• _EXERCISE INSTRUCTIONS_
For the data below, report only the number of lines containing the string "screenshot".

-- START OF RECORDS FOR THIS TASK --

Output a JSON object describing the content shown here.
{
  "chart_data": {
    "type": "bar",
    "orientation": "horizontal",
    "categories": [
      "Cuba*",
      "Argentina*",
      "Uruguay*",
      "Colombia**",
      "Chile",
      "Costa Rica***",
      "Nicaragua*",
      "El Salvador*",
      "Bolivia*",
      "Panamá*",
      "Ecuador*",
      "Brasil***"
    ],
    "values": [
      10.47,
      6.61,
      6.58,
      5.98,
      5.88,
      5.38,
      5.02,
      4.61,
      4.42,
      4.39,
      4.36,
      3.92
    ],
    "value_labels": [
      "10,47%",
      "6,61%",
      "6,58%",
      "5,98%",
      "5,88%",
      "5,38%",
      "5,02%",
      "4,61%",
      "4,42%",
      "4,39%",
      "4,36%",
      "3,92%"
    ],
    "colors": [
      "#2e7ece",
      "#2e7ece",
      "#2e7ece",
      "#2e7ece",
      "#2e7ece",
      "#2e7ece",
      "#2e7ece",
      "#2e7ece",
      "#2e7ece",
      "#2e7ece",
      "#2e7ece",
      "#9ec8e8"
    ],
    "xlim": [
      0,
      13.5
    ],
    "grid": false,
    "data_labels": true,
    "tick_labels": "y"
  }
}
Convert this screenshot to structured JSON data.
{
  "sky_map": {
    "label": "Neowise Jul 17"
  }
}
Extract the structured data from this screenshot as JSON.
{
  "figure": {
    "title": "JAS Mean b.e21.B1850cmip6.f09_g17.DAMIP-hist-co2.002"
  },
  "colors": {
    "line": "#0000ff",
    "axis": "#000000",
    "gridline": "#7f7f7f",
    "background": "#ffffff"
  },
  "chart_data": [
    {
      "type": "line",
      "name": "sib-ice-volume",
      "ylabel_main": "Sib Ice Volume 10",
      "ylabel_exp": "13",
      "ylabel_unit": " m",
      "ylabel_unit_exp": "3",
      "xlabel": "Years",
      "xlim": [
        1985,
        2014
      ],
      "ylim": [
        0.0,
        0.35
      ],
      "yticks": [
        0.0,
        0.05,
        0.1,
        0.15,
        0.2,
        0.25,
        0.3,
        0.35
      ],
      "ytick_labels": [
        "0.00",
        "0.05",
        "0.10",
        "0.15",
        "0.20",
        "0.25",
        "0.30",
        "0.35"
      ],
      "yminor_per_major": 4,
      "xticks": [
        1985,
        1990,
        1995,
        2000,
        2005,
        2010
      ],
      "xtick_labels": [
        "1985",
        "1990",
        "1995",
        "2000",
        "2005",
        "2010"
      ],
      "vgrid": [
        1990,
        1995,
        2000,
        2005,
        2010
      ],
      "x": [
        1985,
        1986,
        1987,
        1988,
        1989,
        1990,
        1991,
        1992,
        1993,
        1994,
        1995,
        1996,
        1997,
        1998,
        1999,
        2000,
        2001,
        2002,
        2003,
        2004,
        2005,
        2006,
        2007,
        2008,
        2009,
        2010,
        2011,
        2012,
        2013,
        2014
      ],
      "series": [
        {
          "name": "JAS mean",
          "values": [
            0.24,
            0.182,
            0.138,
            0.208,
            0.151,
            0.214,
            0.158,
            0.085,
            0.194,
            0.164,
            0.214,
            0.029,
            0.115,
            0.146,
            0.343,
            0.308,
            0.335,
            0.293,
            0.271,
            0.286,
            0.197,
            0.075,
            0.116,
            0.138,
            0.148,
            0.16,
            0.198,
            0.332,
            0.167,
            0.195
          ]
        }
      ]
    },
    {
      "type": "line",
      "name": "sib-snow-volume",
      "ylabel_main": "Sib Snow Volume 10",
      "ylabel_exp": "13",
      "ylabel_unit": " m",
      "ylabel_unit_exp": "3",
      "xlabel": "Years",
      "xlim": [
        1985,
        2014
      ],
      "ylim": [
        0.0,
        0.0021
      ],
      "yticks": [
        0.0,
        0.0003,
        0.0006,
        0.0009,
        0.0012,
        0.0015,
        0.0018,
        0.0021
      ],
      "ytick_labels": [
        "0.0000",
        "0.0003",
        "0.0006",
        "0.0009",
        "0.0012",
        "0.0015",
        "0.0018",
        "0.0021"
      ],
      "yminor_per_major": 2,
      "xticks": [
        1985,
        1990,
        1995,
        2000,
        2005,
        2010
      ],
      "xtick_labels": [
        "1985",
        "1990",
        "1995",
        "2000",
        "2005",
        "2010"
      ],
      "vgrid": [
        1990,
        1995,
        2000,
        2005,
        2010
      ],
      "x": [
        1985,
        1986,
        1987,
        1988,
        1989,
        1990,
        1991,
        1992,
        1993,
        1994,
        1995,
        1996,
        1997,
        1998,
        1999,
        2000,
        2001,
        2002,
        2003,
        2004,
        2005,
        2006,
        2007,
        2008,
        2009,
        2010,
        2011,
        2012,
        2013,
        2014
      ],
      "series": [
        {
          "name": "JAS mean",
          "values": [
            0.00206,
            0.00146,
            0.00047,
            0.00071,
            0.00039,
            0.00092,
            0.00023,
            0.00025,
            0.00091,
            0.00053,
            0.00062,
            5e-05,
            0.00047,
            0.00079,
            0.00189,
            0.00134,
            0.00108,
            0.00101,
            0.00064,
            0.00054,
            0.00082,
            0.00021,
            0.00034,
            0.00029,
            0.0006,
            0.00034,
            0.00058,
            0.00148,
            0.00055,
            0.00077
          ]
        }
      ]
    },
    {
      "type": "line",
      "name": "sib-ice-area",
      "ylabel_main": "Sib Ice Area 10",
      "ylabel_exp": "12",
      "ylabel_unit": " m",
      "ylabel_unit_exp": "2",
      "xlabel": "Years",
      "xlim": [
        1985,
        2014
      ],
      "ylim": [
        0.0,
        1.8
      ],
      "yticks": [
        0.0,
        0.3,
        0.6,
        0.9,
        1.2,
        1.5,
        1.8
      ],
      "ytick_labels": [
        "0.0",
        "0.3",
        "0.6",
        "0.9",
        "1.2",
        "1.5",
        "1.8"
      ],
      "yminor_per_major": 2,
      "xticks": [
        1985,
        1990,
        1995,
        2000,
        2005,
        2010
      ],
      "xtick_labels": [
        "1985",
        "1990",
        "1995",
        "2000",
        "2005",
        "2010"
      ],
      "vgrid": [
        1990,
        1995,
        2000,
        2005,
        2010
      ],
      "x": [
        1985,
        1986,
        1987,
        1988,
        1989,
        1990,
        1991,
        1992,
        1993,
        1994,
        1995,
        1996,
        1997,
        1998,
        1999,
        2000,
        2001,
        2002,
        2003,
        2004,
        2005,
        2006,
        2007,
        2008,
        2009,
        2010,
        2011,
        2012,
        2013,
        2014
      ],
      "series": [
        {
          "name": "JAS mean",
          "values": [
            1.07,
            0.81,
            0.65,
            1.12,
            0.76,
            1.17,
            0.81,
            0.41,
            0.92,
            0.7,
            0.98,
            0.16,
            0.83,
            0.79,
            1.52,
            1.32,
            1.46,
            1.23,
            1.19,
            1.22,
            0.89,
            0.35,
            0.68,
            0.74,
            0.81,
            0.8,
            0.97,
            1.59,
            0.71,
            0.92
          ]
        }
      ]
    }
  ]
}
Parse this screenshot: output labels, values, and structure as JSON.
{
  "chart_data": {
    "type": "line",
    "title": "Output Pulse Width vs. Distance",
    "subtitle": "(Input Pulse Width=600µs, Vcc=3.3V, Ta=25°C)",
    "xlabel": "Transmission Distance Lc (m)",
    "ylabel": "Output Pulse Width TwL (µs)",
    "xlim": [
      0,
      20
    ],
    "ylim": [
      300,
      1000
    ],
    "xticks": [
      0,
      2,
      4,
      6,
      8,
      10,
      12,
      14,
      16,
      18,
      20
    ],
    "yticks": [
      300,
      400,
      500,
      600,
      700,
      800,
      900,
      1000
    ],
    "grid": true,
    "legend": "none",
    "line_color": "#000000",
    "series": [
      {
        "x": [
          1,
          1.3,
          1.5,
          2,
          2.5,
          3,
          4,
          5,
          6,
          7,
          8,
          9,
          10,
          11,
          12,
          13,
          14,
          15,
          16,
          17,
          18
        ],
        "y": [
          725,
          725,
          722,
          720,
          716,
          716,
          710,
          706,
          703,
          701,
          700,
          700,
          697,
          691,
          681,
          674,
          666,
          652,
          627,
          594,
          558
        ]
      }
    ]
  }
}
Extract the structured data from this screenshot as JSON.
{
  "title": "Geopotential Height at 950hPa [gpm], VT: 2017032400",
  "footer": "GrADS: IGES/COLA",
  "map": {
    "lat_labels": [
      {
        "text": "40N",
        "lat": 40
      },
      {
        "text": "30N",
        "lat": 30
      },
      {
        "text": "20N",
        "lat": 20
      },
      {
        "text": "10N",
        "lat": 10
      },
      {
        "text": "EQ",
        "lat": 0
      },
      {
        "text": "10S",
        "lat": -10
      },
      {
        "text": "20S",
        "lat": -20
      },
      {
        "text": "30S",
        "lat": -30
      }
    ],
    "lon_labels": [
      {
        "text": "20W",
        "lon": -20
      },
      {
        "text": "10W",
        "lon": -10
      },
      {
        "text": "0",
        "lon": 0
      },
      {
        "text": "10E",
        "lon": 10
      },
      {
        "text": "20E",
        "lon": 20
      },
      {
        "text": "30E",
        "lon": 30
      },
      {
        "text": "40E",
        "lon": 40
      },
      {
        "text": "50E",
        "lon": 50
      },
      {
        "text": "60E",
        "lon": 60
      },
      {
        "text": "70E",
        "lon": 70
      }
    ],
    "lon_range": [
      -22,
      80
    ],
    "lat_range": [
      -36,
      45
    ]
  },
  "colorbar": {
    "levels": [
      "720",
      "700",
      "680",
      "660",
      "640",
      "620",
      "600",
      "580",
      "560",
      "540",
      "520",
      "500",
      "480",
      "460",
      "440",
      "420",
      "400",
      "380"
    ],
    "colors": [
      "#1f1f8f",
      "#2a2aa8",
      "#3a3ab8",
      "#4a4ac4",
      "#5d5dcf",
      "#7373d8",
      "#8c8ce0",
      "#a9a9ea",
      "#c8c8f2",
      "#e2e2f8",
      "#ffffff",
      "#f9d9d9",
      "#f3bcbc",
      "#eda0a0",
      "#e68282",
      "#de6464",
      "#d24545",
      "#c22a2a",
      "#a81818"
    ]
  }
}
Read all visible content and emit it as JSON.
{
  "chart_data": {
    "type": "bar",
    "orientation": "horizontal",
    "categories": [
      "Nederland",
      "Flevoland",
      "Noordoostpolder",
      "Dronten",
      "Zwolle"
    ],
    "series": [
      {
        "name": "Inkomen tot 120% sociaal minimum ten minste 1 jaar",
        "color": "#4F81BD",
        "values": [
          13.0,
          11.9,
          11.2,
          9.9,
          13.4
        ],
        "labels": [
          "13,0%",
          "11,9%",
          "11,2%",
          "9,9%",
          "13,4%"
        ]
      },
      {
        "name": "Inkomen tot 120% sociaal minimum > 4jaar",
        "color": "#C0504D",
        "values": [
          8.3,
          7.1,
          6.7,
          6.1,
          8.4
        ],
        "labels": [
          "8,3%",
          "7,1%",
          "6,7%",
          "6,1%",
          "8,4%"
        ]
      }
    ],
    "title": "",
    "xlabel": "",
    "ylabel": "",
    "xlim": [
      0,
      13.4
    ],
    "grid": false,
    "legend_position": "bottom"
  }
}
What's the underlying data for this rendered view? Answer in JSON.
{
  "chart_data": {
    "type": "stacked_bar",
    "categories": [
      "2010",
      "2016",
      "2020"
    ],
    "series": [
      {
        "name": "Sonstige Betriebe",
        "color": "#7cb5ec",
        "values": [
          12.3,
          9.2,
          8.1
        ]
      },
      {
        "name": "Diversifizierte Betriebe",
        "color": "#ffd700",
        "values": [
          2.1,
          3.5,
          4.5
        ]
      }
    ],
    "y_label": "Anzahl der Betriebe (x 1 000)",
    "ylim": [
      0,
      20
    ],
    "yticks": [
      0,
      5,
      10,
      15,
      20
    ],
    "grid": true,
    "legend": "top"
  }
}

-- END OF RECORDS FOR THIS TASK --

• _COMPLETED TASK_
4